Written problem:
Print all of the entries exactly, minus the pictures.

--- --- ---

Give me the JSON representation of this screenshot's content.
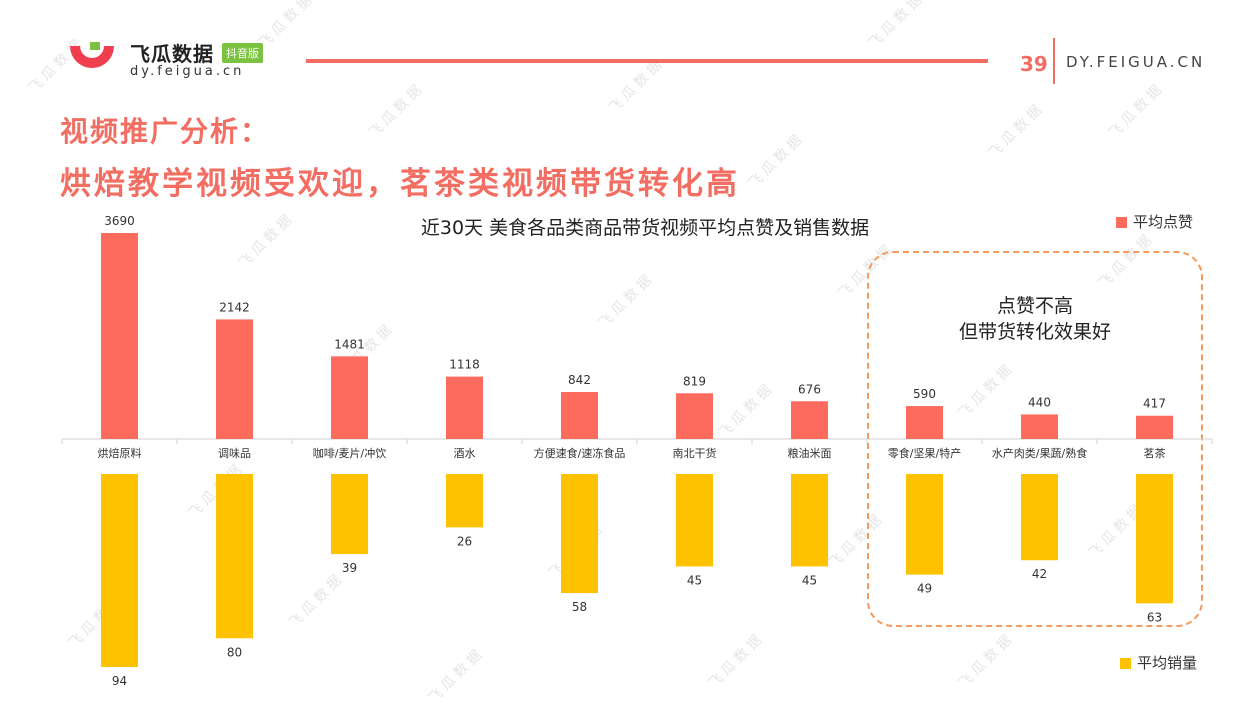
{
  "header": {
    "brand": "飞瓜数据",
    "badge": "抖音版",
    "brand_url": "dy.feigua.cn",
    "page_number": "39",
    "site": "DY.FEIGUA.CN"
  },
  "title_line1": "视频推广分析：",
  "title_line2": "烘焙教学视频受欢迎，茗茶类视频带货转化高",
  "callout": {
    "line1": "点赞不高",
    "line2": "但带货转化效果好"
  },
  "colors": {
    "likes": "#fd6b5f",
    "sales": "#ffc200",
    "accent": "#f26e63",
    "callout_border": "#f39a5c"
  },
  "watermark": "飞瓜数据",
  "chart_data": {
    "type": "bar",
    "title": "近30天 美食各品类商品带货视频平均点赞及销售数据",
    "categories": [
      "烘焙原料",
      "调味品",
      "咖啡/麦片/冲饮",
      "酒水",
      "方便速食/速冻食品",
      "南北干货",
      "粮油米面",
      "零食/坚果/特产",
      "水产肉类/果蔬/熟食",
      "茗茶"
    ],
    "series": [
      {
        "name": "平均点赞",
        "values": [
          3690,
          2142,
          1481,
          1118,
          842,
          819,
          676,
          590,
          440,
          417
        ]
      },
      {
        "name": "平均销量",
        "values": [
          94,
          80,
          39,
          26,
          58,
          45,
          45,
          49,
          42,
          63
        ]
      }
    ],
    "legend": [
      "top-right",
      "bottom-right"
    ]
  }
}
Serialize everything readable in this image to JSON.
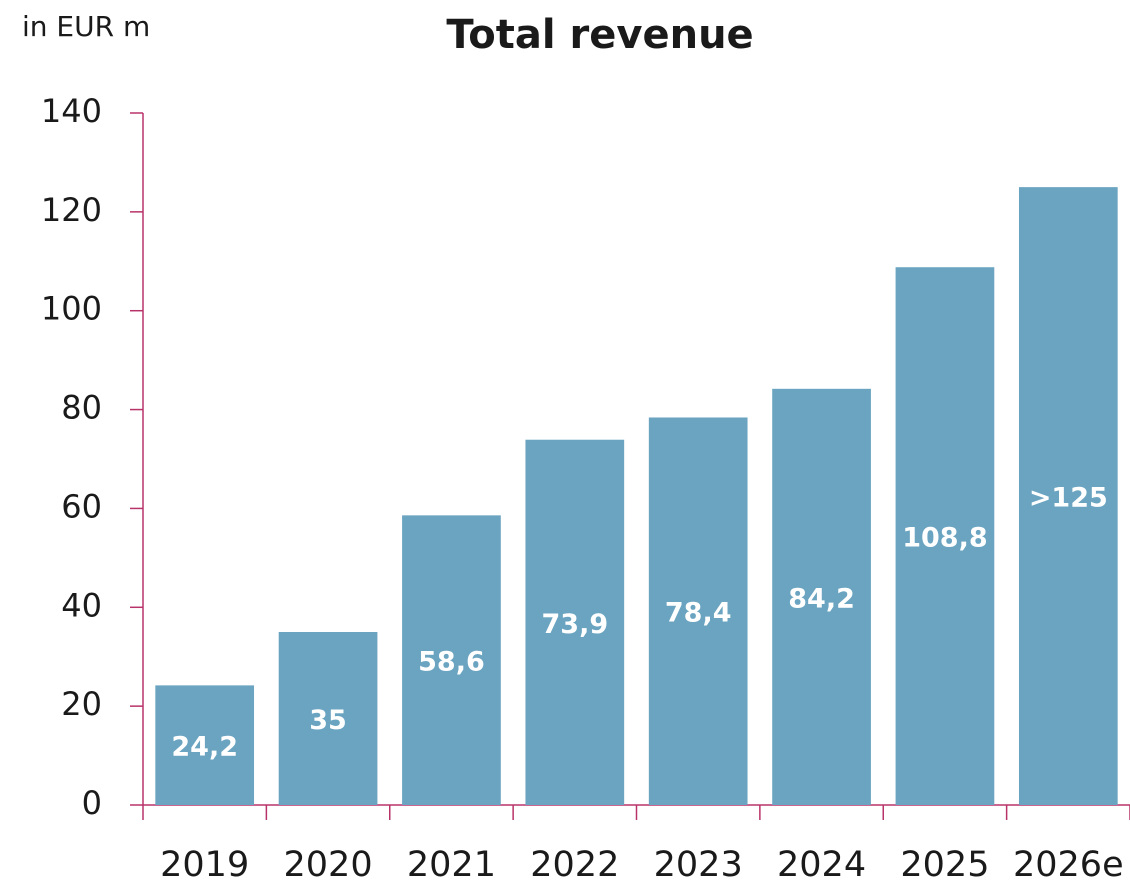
{
  "chart_data": {
    "type": "bar",
    "title": "Total revenue",
    "y_label": "in EUR m",
    "categories": [
      "2019",
      "2020",
      "2021",
      "2022",
      "2023",
      "2024",
      "2025",
      "2026e"
    ],
    "values": [
      24.2,
      35,
      58.6,
      73.9,
      78.4,
      84.2,
      108.8,
      125
    ],
    "value_labels": [
      "24,2",
      "35",
      "58,6",
      "73,9",
      "78,4",
      "84,2",
      "108,8",
      ">125"
    ],
    "color": "#6aa4c1",
    "ylim": [
      0,
      140
    ],
    "yticks": [
      0,
      20,
      40,
      60,
      80,
      100,
      120,
      140
    ],
    "grid": false
  }
}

--- --- ---

Exercise solution:
Give me the JSON representation of this screenshot's content.
{
  "header": {
    "brand": "飞瓜数据",
    "badge": "抖音版",
    "brand_url": "dy.feigua.cn",
    "page_number": "39",
    "site": "DY.FEIGUA.CN"
  },
  "title_line1": "视频推广分析：",
  "title_line2": "烘焙教学视频受欢迎，茗茶类视频带货转化高",
  "callout": {
    "line1": "点赞不高",
    "line2": "但带货转化效果好"
  },
  "colors": {
    "likes": "#fd6b5f",
    "sales": "#ffc200",
    "accent": "#f26e63",
    "callout_border": "#f39a5c"
  },
  "watermark": "飞瓜数据",
  "chart_data": {
    "type": "bar",
    "title": "近30天 美食各品类商品带货视频平均点赞及销售数据",
    "categories": [
      "烘焙原料",
      "调味品",
      "咖啡/麦片/冲饮",
      "酒水",
      "方便速食/速冻食品",
      "南北干货",
      "粮油米面",
      "零食/坚果/特产",
      "水产肉类/果蔬/熟食",
      "茗茶"
    ],
    "series": [
      {
        "name": "平均点赞",
        "values": [
          3690,
          2142,
          1481,
          1118,
          842,
          819,
          676,
          590,
          440,
          417
        ]
      },
      {
        "name": "平均销量",
        "values": [
          94,
          80,
          39,
          26,
          58,
          45,
          45,
          49,
          42,
          63
        ]
      }
    ],
    "legend": [
      "top-right",
      "bottom-right"
    ]
  }
}
Serialize everything readable in this image to JSON.
{
  "chart_data": {
    "type": "bar",
    "title": "Total revenue",
    "y_label": "in EUR m",
    "categories": [
      "2019",
      "2020",
      "2021",
      "2022",
      "2023",
      "2024",
      "2025",
      "2026e"
    ],
    "values": [
      24.2,
      35,
      58.6,
      73.9,
      78.4,
      84.2,
      108.8,
      125
    ],
    "value_labels": [
      "24,2",
      "35",
      "58,6",
      "73,9",
      "78,4",
      "84,2",
      "108,8",
      ">125"
    ],
    "color": "#6aa4c1",
    "ylim": [
      0,
      140
    ],
    "yticks": [
      0,
      20,
      40,
      60,
      80,
      100,
      120,
      140
    ],
    "grid": false
  }
}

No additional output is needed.